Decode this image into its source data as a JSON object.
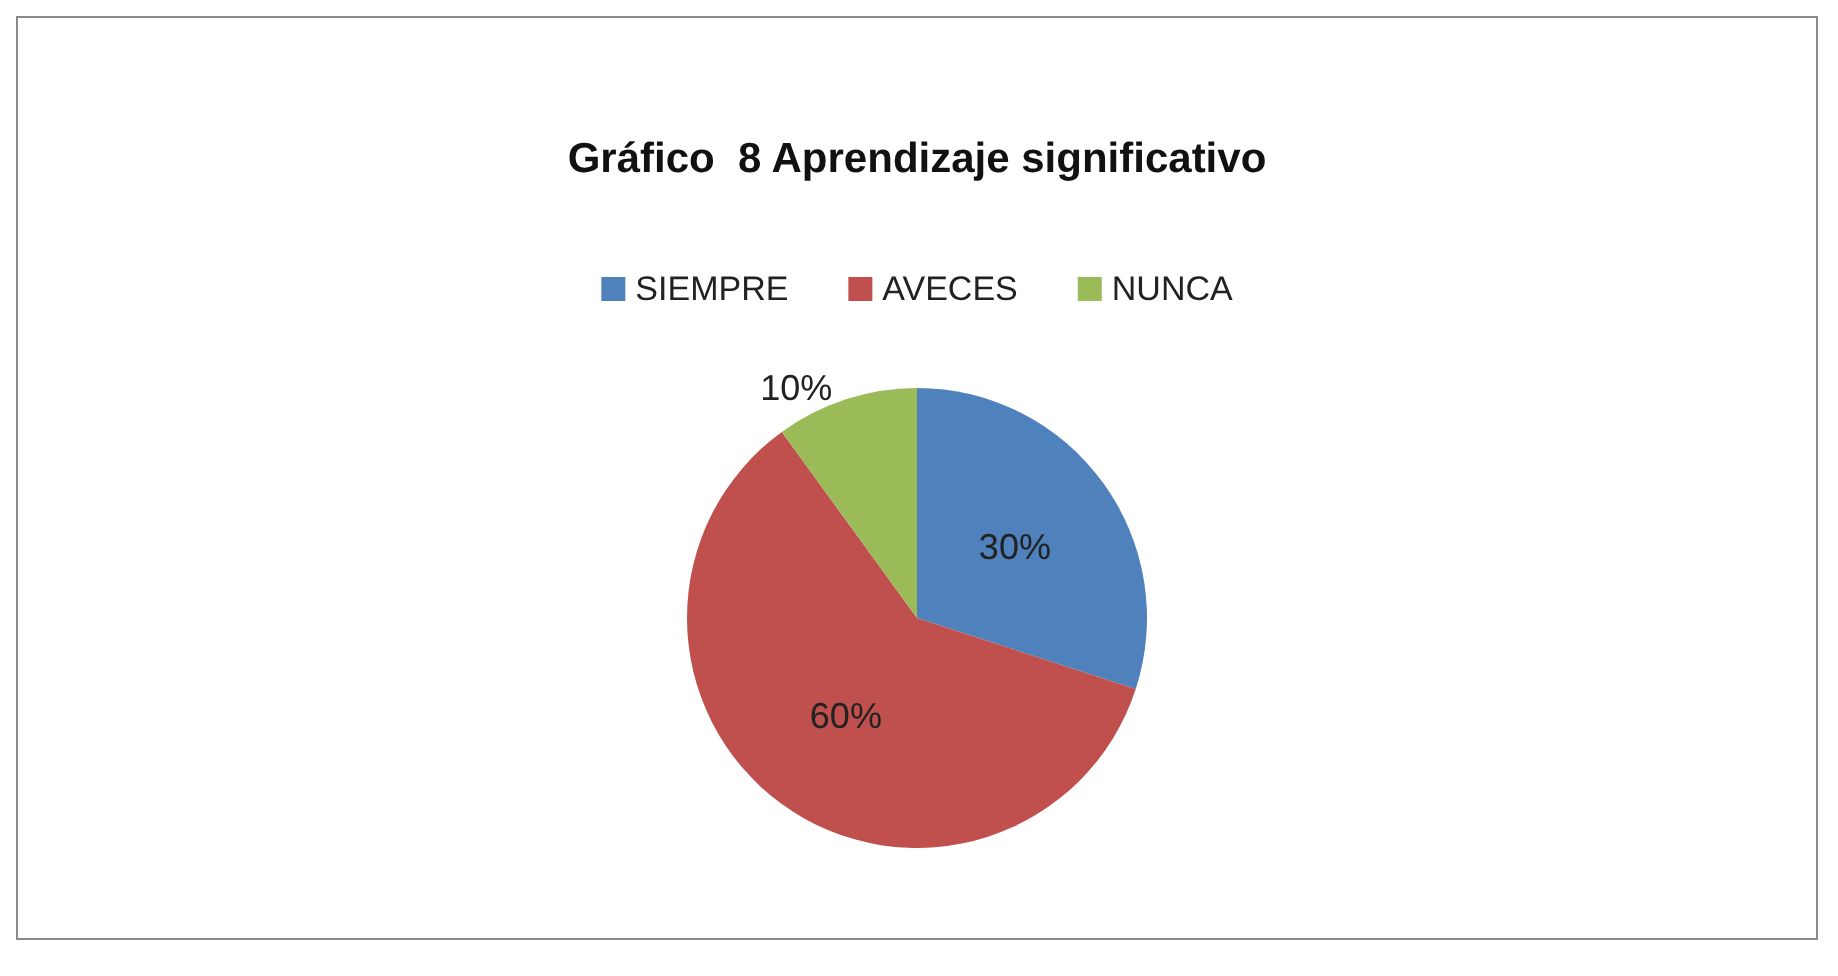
{
  "chart_data": {
    "type": "pie",
    "title": "Gráfico  8 Aprendizaje significativo",
    "categories": [
      "SIEMPRE",
      "AVECES",
      "NUNCA"
    ],
    "values": [
      30,
      60,
      10
    ],
    "colors": [
      "#4f81bd",
      "#c0504d",
      "#9bbb59"
    ],
    "value_labels": [
      "30%",
      "60%",
      "10%"
    ],
    "legend": "top"
  }
}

★ ★ ★

=== Directions for this task ===
All of the entries above should be duplicated exactly, except for the pictures.

=== Response ===
Decode this image into its source data as a JSON object.
{
  "chart_data": {
    "type": "pie",
    "title": "Gráfico  8 Aprendizaje significativo",
    "categories": [
      "SIEMPRE",
      "AVECES",
      "NUNCA"
    ],
    "values": [
      30,
      60,
      10
    ],
    "colors": [
      "#4f81bd",
      "#c0504d",
      "#9bbb59"
    ],
    "value_labels": [
      "30%",
      "60%",
      "10%"
    ],
    "legend": "top"
  }
}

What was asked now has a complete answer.